→ **Required work**
Look through the records that follow. Copy every line containing the word "files".

→ **Material**
*****

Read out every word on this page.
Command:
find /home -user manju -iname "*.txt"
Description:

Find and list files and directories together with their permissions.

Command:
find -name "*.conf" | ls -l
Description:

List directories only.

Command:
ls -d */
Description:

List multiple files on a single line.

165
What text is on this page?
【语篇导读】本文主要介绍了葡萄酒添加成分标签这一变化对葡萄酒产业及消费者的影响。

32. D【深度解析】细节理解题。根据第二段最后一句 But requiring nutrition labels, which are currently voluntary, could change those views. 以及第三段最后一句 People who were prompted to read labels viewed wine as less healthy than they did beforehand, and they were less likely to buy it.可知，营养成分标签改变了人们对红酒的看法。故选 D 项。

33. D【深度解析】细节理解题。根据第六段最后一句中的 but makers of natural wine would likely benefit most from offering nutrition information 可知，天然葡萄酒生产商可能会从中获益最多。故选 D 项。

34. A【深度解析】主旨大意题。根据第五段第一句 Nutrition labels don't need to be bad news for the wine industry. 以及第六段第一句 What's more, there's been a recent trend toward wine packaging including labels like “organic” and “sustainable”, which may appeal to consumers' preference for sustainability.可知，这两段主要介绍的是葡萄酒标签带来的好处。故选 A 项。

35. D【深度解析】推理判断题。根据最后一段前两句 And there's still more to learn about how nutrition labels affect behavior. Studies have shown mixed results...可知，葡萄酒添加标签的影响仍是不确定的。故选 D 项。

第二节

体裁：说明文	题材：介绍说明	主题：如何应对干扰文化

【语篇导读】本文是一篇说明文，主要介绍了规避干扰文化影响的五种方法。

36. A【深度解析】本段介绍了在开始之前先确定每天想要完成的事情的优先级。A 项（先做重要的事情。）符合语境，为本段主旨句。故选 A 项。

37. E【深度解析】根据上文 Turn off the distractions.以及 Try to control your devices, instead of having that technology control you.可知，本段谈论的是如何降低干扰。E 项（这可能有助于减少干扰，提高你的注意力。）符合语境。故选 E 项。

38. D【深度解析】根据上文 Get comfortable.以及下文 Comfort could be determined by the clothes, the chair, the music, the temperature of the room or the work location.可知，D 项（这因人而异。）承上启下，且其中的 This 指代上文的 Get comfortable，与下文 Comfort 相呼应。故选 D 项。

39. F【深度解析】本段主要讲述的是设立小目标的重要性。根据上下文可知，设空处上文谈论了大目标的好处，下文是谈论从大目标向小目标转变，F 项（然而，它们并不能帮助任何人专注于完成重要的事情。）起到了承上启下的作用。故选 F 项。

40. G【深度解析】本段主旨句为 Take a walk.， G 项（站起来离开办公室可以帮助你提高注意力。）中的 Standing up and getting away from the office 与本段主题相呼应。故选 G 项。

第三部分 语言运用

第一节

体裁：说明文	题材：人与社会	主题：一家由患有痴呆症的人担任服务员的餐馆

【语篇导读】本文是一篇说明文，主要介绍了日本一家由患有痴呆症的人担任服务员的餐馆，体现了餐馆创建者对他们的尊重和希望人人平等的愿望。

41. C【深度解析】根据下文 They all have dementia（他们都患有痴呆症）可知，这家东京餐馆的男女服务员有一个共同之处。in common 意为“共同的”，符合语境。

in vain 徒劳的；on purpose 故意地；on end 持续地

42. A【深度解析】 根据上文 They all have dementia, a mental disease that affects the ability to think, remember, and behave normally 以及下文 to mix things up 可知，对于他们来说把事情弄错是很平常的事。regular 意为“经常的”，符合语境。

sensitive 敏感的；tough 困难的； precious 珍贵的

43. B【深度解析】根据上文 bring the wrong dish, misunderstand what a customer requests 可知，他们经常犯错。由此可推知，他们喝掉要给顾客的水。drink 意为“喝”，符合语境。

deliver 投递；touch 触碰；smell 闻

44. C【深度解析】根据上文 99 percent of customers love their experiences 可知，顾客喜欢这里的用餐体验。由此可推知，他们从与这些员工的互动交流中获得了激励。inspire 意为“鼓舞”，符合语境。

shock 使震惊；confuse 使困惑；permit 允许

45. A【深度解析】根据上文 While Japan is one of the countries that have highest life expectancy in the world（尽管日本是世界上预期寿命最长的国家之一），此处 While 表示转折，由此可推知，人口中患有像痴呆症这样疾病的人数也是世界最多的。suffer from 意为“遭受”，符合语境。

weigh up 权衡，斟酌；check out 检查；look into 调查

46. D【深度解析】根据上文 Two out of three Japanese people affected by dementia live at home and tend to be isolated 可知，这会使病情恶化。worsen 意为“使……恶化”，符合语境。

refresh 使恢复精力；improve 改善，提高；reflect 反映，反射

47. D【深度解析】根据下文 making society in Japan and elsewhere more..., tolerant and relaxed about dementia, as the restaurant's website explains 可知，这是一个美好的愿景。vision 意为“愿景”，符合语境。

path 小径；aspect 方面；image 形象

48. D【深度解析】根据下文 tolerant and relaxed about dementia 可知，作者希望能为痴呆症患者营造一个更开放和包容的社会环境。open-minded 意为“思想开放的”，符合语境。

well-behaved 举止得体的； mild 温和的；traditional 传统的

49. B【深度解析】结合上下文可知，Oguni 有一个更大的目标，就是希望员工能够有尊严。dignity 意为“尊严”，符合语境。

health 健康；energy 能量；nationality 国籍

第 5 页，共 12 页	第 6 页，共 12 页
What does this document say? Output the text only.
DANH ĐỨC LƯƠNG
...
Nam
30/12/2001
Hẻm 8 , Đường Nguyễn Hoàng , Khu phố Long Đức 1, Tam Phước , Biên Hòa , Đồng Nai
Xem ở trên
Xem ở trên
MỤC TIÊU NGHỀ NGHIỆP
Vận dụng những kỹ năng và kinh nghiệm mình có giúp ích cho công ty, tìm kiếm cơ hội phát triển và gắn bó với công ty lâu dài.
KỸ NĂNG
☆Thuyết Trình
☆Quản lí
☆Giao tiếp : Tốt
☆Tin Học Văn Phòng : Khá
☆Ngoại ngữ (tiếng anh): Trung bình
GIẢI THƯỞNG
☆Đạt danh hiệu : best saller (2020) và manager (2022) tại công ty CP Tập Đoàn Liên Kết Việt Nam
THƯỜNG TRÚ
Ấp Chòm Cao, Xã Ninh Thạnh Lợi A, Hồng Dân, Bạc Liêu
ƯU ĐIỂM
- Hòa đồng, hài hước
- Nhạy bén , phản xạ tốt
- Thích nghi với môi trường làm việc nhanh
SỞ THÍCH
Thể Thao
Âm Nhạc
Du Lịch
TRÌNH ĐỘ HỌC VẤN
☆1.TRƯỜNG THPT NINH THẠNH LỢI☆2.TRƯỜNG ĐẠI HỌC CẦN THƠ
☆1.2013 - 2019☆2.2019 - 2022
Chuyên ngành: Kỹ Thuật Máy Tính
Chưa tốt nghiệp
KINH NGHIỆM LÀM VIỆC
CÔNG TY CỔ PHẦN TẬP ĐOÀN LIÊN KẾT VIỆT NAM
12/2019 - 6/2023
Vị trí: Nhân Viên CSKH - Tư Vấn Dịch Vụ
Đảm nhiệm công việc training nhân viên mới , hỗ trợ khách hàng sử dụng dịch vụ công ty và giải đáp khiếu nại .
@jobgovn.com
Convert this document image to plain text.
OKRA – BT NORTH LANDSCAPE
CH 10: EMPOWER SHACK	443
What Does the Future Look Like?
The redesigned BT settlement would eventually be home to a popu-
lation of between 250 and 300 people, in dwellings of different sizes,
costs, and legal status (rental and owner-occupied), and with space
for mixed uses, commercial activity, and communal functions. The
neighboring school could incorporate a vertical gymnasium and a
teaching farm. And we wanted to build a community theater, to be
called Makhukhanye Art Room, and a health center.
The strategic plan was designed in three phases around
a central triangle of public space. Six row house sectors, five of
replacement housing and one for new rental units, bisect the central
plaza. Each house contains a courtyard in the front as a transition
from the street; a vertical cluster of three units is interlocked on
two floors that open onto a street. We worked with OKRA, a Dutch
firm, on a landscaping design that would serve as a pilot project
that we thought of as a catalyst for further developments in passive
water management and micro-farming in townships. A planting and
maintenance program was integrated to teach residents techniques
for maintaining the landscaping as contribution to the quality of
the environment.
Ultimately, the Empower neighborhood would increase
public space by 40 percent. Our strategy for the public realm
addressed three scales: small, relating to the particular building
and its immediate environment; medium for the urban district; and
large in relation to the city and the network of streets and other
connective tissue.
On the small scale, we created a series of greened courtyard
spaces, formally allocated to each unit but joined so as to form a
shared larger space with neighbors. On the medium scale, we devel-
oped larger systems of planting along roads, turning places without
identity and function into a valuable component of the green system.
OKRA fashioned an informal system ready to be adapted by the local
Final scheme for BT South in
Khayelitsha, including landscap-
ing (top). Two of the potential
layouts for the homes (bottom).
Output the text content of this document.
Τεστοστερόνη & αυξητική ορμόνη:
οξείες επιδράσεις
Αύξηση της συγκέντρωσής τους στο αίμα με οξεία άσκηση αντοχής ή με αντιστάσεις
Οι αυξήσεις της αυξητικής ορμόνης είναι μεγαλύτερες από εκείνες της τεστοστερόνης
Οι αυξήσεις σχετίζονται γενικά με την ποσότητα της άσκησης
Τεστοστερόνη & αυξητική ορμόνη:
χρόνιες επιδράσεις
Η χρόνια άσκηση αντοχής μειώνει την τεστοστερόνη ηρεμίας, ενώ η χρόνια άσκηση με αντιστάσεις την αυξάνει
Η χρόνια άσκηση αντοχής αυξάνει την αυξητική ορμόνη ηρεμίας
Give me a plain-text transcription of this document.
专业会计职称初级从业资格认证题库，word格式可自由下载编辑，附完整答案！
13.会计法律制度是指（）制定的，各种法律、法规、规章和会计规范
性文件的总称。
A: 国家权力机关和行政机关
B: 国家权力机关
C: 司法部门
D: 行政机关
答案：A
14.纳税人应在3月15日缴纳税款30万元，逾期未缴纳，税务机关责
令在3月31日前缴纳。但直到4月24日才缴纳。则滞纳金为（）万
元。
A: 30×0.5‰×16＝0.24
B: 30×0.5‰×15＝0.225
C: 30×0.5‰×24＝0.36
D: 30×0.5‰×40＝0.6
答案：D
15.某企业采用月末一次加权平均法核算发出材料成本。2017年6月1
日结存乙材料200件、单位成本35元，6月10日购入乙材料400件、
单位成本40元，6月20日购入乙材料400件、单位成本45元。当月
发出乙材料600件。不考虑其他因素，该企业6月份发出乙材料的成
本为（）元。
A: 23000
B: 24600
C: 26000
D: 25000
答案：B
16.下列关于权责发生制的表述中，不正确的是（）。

*****

→ **Reply**
Find and list files and directories together with their permissions.
List multiple files on a single line.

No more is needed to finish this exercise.